(Records from a collection)

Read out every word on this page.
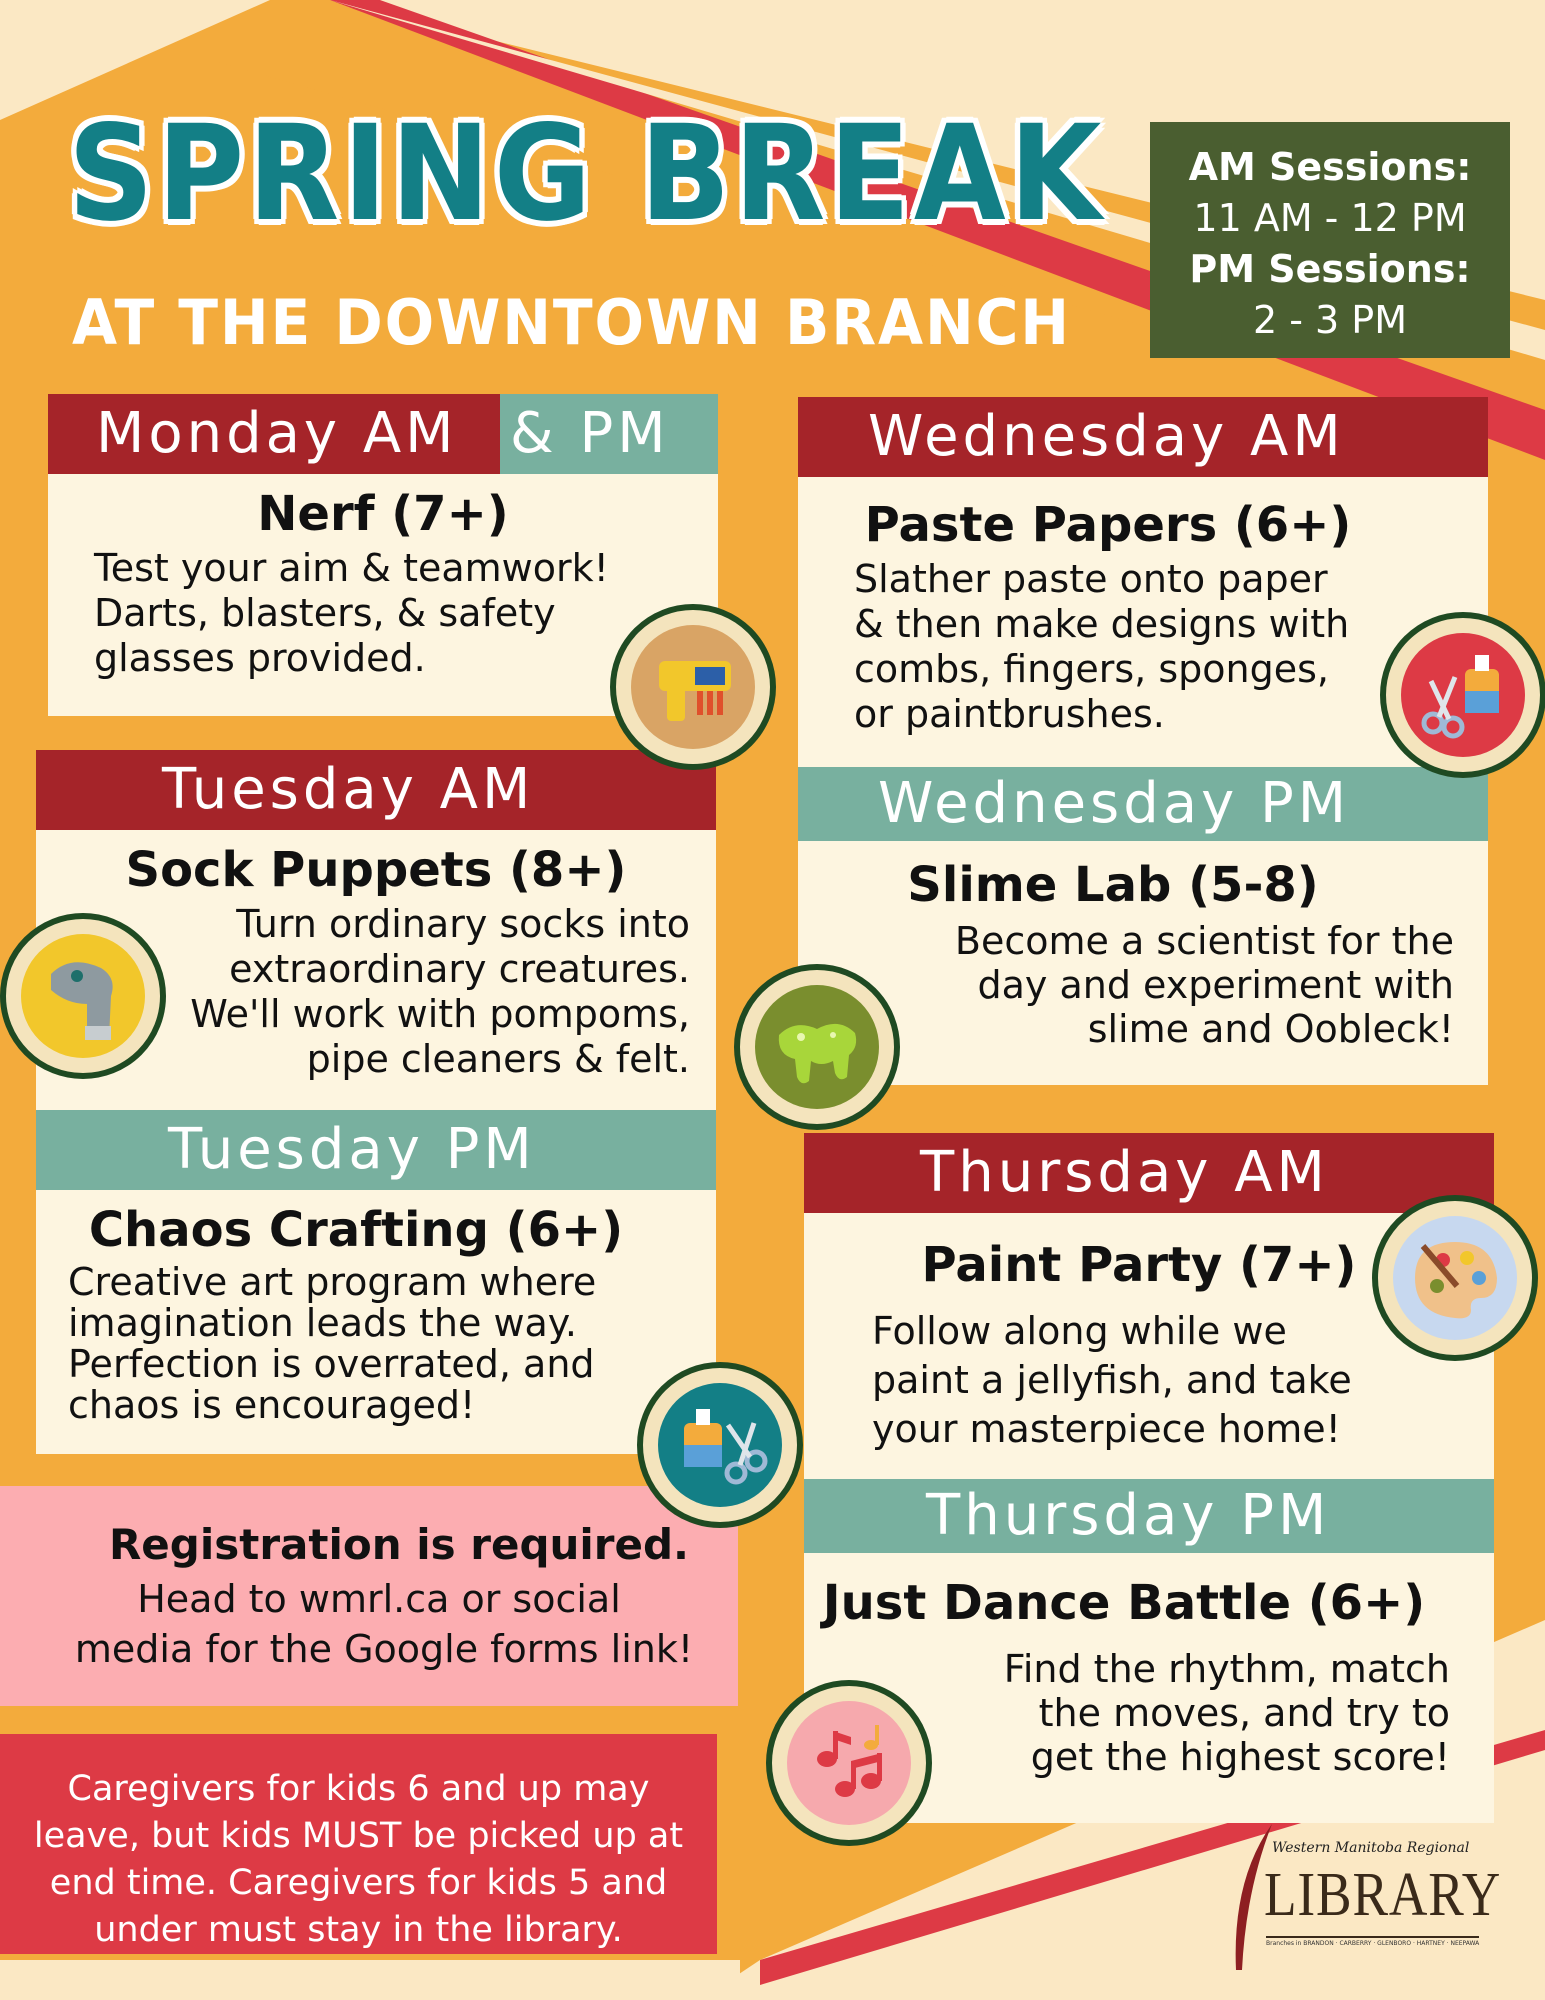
SPRING BREAK
AT THE DOWNTOWN BRANCH
AM Sessions:
11 AM - 12 PM
PM Sessions:
2 - 3 PM
Monday AM & PM
Nerf (7+)
Test your aim & teamwork!
Darts, blasters, & safety
glasses provided.
Tuesday AM
Sock Puppets (8+)
Turn ordinary socks into
extraordinary creatures.
We'll work with pompoms,
pipe cleaners & felt.
Tuesday PM
Chaos Crafting (6+)
Creative art program where
imagination leads the way.
Perfection is overrated, and
chaos is encouraged!
Wednesday AM
Paste Papers (6+)
Slather paste onto paper
& then make designs with
combs, fingers, sponges,
or paintbrushes.
Wednesday PM
Slime Lab (5-8)
Become a scientist for the
day and experiment with
slime and Oobleck!
Thursday AM
Paint Party (7+)
Follow along while we
paint a jellyfish, and take
your masterpiece home!
Thursday PM
Just Dance Battle (6+)
Find the rhythm, match
the moves, and try to
get the highest score!
Registration is required.
Head to wmrl.ca or social
media for the Google forms link!
Caregivers for kids 6 and up may
leave, but kids MUST be picked up at
end time. Caregivers for kids 5 and
under must stay in the library.
Western Manitoba Regional
LIBRARY
Branches in BRANDON · CARBERRY · GLENBORO · HARTNEY · NEEPAWA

● What you will do
Give only a number: how many lines of the data hold the string "your"?

● Output of the task
2